• [Exercise input]:
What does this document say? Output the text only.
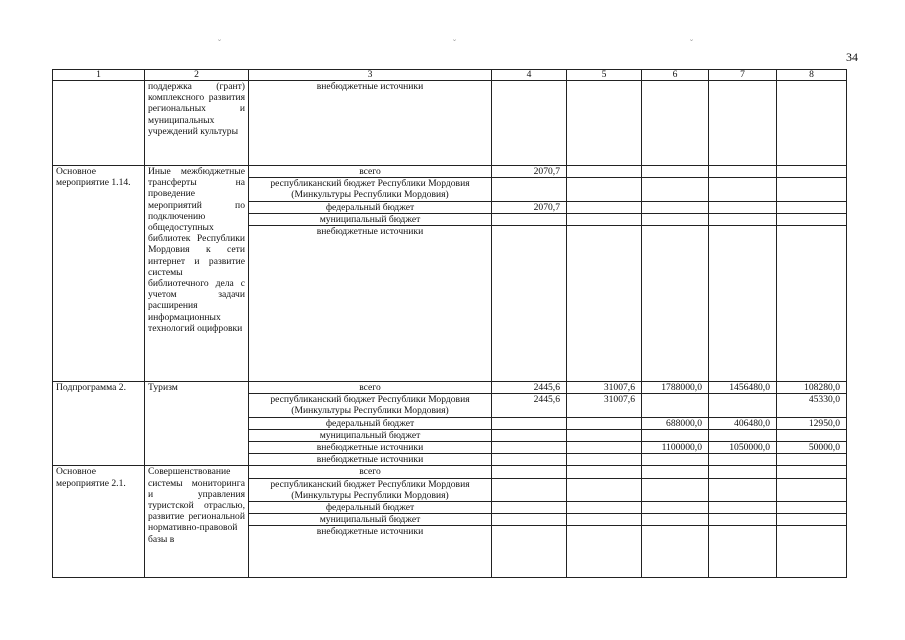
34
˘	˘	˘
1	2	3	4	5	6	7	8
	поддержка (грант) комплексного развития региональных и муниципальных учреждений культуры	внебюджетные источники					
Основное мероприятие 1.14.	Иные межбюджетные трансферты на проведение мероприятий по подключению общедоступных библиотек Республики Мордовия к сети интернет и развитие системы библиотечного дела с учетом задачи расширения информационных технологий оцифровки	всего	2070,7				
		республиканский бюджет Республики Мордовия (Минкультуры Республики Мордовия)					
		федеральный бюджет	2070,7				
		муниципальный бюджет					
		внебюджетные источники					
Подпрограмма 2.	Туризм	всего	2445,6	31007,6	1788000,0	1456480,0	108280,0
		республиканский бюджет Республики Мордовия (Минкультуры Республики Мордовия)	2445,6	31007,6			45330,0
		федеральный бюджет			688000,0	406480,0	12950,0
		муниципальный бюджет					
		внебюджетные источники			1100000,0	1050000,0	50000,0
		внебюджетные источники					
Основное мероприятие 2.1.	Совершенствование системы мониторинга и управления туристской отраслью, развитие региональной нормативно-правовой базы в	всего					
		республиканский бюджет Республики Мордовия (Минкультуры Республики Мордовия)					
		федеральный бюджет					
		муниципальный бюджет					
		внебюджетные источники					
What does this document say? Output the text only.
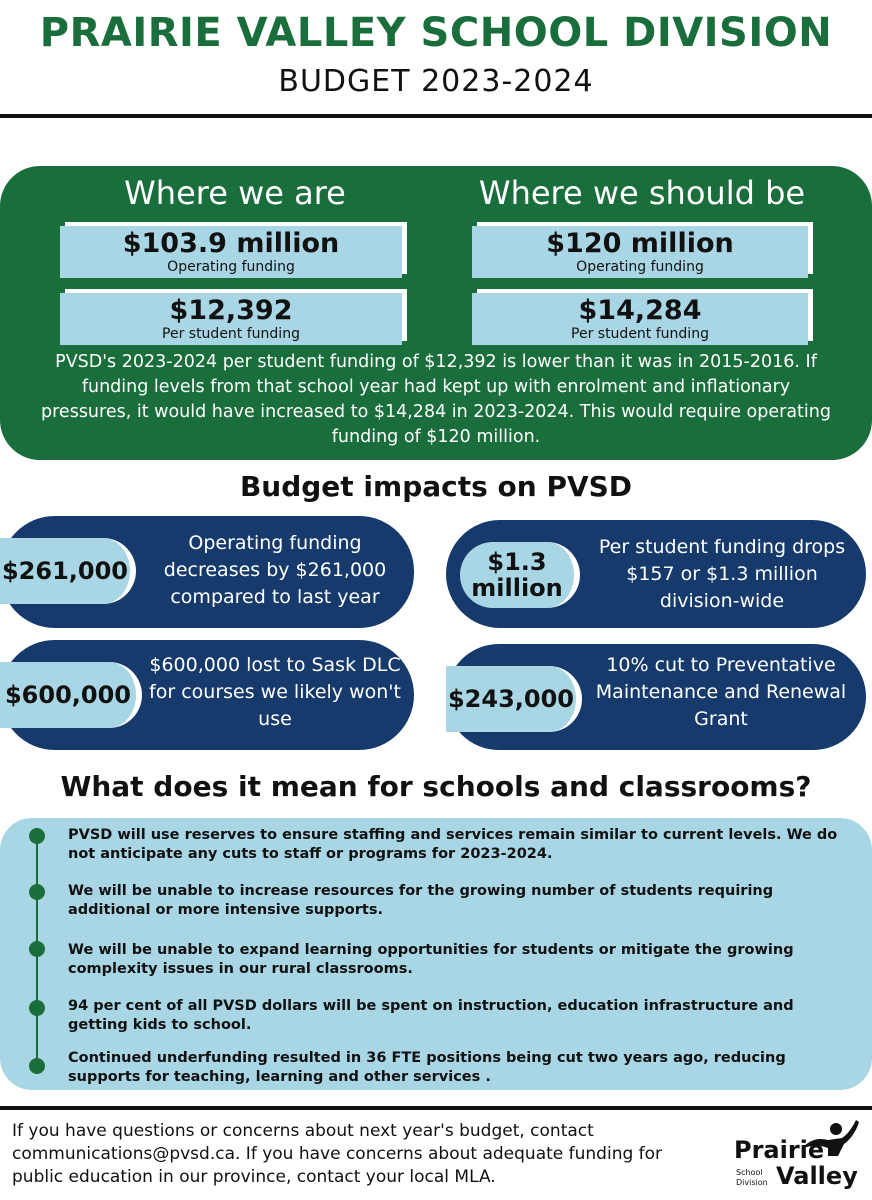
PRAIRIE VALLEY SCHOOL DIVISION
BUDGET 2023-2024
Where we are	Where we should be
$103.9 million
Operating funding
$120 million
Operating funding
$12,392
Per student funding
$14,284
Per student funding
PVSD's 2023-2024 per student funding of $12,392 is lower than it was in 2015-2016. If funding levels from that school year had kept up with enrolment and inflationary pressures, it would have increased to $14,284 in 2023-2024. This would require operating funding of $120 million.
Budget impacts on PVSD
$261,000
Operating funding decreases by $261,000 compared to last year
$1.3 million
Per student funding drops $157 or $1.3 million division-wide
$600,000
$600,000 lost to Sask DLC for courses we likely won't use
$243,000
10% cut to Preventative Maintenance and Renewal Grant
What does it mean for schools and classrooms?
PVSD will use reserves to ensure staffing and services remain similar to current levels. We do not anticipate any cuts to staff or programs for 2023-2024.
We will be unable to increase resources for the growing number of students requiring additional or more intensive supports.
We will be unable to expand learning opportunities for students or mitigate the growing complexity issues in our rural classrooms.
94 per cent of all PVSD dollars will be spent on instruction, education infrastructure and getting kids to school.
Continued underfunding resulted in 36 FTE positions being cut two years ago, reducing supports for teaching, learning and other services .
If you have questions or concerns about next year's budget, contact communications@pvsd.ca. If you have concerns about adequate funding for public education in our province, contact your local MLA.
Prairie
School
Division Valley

• [Exercise directions]:
Above are records with pictures; repeat the records exactly and leave the pictures out.

• [Reply to the exercise]:
What does this document say? Output the text only.
34
˘	˘	˘
1	2	3	4	5	6	7	8
	поддержка (грант) комплексного развития региональных и муниципальных учреждений культуры	внебюджетные источники					
Основное мероприятие 1.14.	Иные межбюджетные трансферты на проведение мероприятий по подключению общедоступных библиотек Республики Мордовия к сети интернет и развитие системы библиотечного дела с учетом задачи расширения информационных технологий оцифровки	всего	2070,7				
		республиканский бюджет Республики Мордовия (Минкультуры Республики Мордовия)					
		федеральный бюджет	2070,7				
		муниципальный бюджет					
		внебюджетные источники					
Подпрограмма 2.	Туризм	всего	2445,6	31007,6	1788000,0	1456480,0	108280,0
		республиканский бюджет Республики Мордовия (Минкультуры Республики Мордовия)	2445,6	31007,6			45330,0
		федеральный бюджет			688000,0	406480,0	12950,0
		муниципальный бюджет					
		внебюджетные источники			1100000,0	1050000,0	50000,0
		внебюджетные источники					
Основное мероприятие 2.1.	Совершенствование системы мониторинга и управления туристской отраслью, развитие региональной нормативно-правовой базы в	всего					
		республиканский бюджет Республики Мордовия (Минкультуры Республики Мордовия)					
		федеральный бюджет					
		муниципальный бюджет					
		внебюджетные источники					
What does this document say? Output the text only.
PRAIRIE VALLEY SCHOOL DIVISION
BUDGET 2023-2024
Where we are	Where we should be
$103.9 million
Operating funding
$120 million
Operating funding
$12,392
Per student funding
$14,284
Per student funding
PVSD's 2023-2024 per student funding of $12,392 is lower than it was in 2015-2016. If funding levels from that school year had kept up with enrolment and inflationary pressures, it would have increased to $14,284 in 2023-2024. This would require operating funding of $120 million.
Budget impacts on PVSD
$261,000
Operating funding decreases by $261,000 compared to last year
$1.3 million
Per student funding drops $157 or $1.3 million division-wide
$600,000
$600,000 lost to Sask DLC for courses we likely won't use
$243,000
10% cut to Preventative Maintenance and Renewal Grant
What does it mean for schools and classrooms?
PVSD will use reserves to ensure staffing and services remain similar to current levels. We do not anticipate any cuts to staff or programs for 2023-2024.
We will be unable to increase resources for the growing number of students requiring additional or more intensive supports.
We will be unable to expand learning opportunities for students or mitigate the growing complexity issues in our rural classrooms.
94 per cent of all PVSD dollars will be spent on instruction, education infrastructure and getting kids to school.
Continued underfunding resulted in 36 FTE positions being cut two years ago, reducing supports for teaching, learning and other services .
If you have questions or concerns about next year's budget, contact communications@pvsd.ca. If you have concerns about adequate funding for public education in our province, contact your local MLA.
Prairie
School
Division Valley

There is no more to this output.